Your objective -
Search the records for the word "this" and report each line that has it.

(Dataset rows)
□ □ □
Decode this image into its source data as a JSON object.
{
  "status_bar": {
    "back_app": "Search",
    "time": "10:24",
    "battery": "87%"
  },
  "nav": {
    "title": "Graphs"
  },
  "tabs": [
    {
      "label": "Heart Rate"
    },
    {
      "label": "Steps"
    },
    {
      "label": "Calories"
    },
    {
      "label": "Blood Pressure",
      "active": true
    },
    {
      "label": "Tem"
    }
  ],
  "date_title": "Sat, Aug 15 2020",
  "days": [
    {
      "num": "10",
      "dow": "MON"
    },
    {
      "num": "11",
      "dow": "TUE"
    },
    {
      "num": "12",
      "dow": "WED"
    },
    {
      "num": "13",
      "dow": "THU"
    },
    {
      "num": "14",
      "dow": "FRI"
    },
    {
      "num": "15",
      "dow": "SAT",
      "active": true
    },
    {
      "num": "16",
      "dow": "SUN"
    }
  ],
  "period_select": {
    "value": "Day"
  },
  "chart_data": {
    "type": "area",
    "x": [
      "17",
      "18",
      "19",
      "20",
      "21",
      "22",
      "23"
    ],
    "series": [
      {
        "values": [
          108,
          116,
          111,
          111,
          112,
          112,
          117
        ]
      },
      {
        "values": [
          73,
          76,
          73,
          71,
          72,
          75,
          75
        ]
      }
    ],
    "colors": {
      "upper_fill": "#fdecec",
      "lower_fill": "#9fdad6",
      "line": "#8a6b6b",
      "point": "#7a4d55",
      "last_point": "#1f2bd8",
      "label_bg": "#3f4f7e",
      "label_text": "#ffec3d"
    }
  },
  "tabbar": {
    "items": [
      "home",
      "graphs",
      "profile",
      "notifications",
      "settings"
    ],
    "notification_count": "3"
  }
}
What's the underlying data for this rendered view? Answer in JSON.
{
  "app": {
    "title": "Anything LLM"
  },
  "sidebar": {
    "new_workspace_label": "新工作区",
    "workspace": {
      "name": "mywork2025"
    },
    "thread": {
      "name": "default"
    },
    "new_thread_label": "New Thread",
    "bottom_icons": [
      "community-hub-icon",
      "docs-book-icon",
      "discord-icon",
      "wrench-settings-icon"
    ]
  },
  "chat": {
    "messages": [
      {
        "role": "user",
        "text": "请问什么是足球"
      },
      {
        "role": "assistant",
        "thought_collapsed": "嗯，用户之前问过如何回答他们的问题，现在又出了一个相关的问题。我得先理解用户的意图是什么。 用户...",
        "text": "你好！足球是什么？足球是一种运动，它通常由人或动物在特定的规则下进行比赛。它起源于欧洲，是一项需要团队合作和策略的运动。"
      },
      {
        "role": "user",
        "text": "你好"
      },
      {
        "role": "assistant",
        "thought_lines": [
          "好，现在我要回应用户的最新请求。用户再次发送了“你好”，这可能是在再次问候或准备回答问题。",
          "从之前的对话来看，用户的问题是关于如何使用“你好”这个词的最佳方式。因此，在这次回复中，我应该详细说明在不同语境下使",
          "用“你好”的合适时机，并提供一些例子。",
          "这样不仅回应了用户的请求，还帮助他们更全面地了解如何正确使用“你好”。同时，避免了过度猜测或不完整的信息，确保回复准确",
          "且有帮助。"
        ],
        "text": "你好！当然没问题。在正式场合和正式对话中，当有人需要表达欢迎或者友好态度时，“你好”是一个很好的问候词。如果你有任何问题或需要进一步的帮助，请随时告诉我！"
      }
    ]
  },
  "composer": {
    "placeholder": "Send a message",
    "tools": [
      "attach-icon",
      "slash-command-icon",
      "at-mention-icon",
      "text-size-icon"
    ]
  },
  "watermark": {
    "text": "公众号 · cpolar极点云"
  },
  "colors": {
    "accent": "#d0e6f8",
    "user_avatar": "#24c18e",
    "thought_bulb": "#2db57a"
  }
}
□ □ □
Result of the task -
Decode this image into its source data as a JSON object.
What's the underlying data for this rendered view? Answer in JSON.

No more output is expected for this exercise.